- The data -

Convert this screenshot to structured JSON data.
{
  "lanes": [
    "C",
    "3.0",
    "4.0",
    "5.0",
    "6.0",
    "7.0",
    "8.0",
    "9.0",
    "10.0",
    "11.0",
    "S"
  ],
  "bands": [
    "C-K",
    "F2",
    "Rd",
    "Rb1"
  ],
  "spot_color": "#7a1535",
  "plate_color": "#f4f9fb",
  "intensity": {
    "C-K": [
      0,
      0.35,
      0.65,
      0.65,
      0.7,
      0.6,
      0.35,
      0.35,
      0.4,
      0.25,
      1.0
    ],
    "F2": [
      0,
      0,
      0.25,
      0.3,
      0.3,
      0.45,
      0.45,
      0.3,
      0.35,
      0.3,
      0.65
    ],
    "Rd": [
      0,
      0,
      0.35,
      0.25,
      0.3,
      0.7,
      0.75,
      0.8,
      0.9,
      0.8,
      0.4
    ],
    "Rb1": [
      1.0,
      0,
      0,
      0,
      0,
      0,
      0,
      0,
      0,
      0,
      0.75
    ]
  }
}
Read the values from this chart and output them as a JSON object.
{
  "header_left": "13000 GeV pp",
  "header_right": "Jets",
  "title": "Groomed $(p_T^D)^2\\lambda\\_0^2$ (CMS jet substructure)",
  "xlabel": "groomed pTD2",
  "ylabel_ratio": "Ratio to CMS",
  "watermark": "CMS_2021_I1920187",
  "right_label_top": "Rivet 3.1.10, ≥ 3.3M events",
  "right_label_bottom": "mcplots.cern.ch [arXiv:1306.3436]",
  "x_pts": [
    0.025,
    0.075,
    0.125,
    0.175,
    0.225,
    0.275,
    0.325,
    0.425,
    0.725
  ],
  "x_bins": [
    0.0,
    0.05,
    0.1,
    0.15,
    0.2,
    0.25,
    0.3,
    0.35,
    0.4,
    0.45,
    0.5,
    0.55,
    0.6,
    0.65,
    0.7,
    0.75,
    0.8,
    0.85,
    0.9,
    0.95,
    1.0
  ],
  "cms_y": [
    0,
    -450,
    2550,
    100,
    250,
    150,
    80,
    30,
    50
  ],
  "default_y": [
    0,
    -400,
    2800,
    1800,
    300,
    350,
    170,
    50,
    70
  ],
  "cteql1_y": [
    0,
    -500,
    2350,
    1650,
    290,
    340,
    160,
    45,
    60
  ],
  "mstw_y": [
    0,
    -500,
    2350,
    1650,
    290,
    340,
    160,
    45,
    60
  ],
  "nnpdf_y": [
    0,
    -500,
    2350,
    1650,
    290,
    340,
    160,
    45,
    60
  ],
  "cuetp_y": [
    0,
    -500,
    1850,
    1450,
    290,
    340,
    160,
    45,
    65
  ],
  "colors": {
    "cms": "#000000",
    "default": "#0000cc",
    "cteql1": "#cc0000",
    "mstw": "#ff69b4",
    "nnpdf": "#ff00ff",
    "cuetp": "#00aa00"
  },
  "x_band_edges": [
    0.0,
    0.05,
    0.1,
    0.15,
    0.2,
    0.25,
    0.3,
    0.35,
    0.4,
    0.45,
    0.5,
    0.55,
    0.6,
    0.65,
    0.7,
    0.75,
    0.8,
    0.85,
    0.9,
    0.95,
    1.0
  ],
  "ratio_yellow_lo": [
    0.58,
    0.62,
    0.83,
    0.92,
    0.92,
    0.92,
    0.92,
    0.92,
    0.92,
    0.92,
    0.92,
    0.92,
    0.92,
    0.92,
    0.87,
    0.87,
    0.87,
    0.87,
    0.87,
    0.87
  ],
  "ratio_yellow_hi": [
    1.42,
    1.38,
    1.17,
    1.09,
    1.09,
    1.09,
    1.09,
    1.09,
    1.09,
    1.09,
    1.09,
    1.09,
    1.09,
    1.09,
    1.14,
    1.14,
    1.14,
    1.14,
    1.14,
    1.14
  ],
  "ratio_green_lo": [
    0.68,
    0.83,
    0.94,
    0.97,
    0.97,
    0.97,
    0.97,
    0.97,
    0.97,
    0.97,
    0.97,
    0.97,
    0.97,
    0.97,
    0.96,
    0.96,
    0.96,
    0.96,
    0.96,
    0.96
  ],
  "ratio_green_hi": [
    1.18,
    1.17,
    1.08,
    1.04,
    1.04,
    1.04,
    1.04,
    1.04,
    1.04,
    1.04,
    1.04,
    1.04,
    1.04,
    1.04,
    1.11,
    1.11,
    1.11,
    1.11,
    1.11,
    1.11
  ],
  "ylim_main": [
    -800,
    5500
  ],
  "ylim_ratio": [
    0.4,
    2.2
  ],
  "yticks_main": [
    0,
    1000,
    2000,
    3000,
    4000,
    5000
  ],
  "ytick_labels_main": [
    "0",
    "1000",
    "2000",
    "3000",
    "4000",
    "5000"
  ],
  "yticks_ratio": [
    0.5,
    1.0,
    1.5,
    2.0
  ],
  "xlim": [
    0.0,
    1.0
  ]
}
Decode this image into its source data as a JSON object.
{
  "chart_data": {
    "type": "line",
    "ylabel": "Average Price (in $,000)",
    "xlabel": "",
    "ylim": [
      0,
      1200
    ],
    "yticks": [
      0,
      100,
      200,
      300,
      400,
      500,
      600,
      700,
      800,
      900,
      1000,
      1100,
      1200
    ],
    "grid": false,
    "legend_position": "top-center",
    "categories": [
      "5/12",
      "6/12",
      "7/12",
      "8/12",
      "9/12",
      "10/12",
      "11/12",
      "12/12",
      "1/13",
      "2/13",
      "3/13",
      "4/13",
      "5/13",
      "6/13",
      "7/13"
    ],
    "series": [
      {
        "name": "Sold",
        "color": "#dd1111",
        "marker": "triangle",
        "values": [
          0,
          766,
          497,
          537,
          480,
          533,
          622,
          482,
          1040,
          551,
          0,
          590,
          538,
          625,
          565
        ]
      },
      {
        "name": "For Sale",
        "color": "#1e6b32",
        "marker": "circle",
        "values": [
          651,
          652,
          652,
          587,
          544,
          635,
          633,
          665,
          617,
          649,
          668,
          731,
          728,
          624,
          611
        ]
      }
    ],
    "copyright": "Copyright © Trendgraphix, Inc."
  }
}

--

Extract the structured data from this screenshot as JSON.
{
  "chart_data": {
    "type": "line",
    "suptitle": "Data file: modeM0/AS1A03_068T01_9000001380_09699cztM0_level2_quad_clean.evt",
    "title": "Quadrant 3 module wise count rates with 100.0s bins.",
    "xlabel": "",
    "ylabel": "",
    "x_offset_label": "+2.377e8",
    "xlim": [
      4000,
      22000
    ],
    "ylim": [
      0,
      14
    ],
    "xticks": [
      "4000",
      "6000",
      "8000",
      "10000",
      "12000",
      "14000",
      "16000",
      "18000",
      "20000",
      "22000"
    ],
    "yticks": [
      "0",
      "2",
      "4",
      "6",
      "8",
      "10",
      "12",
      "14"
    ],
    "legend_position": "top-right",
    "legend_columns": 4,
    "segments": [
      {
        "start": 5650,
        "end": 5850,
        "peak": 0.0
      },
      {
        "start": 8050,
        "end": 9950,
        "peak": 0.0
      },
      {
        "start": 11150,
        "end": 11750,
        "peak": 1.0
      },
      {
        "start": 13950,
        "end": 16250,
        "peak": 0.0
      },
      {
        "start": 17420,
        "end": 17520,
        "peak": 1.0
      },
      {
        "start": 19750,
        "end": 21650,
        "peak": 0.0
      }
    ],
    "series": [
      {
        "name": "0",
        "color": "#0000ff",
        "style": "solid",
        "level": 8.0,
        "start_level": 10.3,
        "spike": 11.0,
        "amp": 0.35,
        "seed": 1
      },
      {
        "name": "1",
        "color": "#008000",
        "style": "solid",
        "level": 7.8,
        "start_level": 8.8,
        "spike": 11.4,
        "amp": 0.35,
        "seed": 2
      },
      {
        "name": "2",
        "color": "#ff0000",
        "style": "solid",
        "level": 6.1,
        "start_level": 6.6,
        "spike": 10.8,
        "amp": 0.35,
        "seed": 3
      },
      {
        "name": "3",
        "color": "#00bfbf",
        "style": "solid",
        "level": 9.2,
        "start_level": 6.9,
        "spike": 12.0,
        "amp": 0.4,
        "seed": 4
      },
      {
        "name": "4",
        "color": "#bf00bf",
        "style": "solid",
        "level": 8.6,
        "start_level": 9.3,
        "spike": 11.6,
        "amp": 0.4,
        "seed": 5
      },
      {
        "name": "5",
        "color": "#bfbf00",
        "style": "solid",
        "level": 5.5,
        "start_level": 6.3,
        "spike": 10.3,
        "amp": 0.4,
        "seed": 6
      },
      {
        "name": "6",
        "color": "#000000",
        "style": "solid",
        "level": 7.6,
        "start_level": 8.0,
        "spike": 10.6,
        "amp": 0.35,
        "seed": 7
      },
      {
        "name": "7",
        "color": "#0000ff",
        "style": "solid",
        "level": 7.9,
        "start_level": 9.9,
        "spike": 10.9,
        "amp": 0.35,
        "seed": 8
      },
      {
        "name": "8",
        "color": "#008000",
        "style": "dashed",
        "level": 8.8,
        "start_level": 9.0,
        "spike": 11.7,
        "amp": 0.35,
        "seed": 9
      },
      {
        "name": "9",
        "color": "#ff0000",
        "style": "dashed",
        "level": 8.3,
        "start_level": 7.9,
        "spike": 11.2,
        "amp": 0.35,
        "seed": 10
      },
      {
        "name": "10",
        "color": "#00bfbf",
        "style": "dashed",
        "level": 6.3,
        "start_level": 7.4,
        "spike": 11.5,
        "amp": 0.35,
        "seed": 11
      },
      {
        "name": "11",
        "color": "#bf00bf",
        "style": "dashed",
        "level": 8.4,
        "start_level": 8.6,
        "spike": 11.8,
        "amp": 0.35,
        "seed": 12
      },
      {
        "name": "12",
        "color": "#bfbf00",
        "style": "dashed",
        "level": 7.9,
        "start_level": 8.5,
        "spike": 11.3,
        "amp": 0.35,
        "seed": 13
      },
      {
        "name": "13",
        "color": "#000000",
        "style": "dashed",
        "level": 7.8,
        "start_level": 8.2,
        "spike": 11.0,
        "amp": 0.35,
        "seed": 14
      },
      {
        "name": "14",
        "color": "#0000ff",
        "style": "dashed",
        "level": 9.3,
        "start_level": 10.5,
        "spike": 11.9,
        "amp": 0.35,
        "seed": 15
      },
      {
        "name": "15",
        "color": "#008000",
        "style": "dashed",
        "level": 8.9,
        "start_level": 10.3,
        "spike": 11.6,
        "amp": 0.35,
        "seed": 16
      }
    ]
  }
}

--

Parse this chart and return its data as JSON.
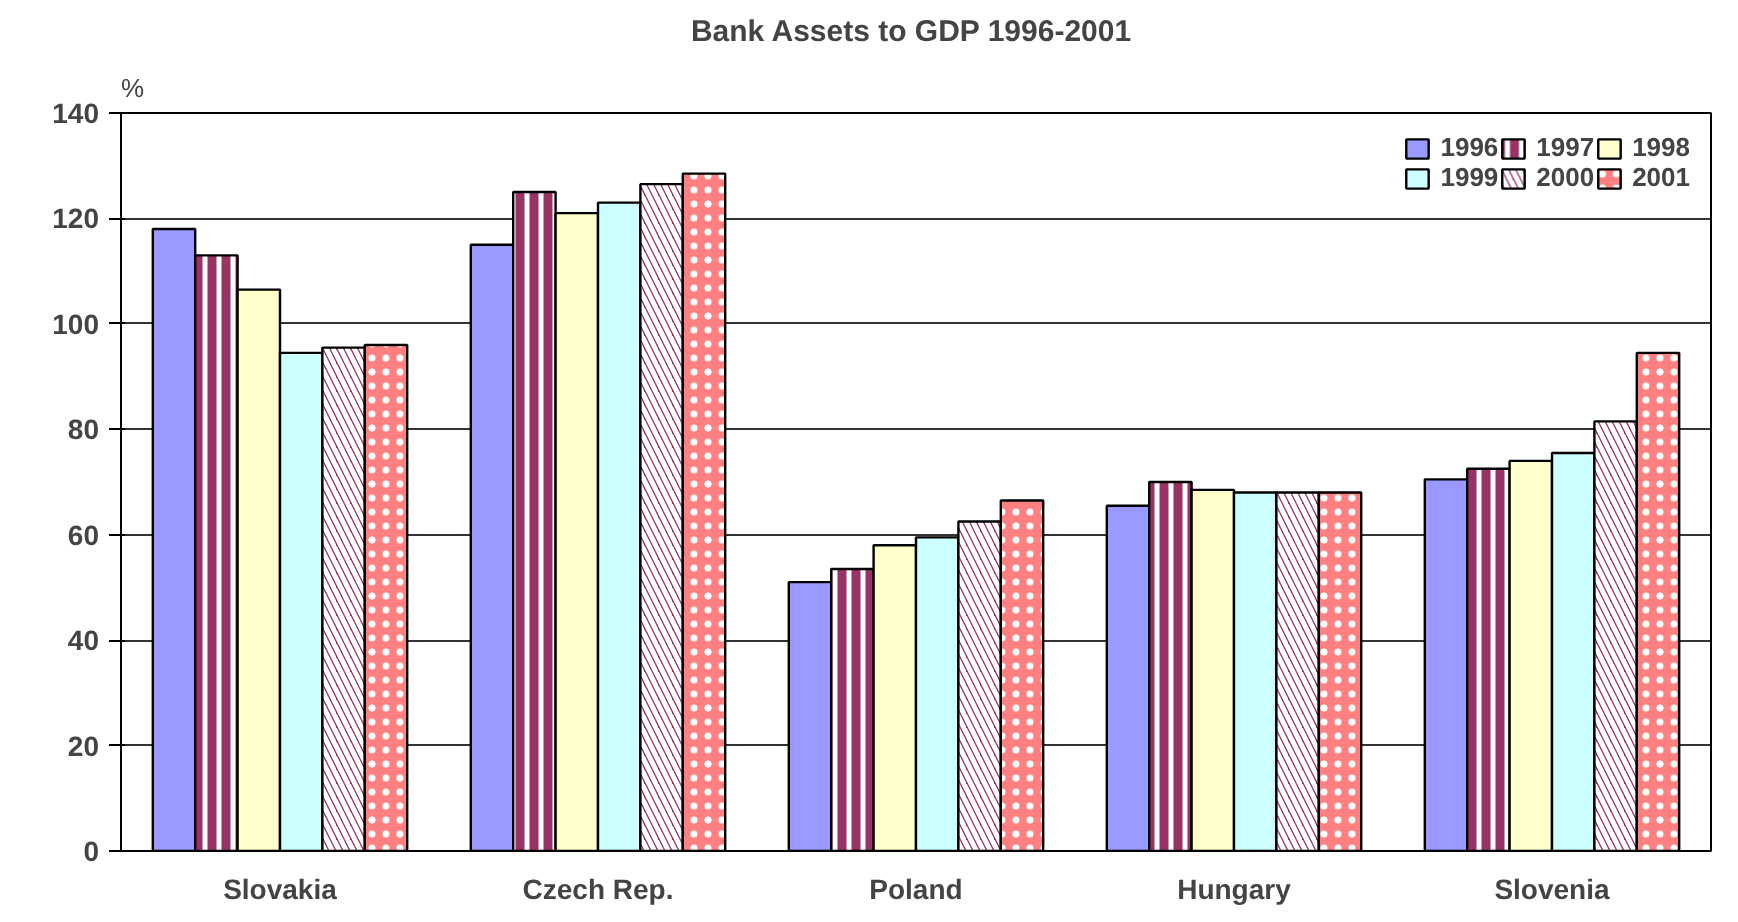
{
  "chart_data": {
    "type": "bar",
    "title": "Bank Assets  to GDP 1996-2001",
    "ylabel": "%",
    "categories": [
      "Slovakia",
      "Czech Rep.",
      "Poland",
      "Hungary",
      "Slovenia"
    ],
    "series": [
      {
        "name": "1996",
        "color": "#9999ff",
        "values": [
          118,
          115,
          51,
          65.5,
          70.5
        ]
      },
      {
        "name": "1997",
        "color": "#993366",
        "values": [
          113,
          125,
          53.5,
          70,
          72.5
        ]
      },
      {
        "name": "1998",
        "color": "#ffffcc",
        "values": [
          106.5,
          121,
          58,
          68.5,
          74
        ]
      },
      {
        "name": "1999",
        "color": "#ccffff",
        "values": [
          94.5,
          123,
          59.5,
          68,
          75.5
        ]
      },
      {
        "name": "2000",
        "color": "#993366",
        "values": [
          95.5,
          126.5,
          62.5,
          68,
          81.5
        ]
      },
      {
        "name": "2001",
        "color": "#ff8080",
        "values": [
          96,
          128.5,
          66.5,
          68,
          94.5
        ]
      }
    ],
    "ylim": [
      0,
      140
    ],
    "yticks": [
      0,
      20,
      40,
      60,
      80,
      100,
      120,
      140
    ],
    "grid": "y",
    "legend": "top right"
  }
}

- Given instruction -
Check each line above for the string "JSON" and show the ones that have it.

- The output -
Convert this screenshot to structured JSON data.
Read the values from this chart and output them as a JSON object.
Decode this image into its source data as a JSON object.
Extract the structured data from this screenshot as JSON.
Parse this chart and return its data as JSON.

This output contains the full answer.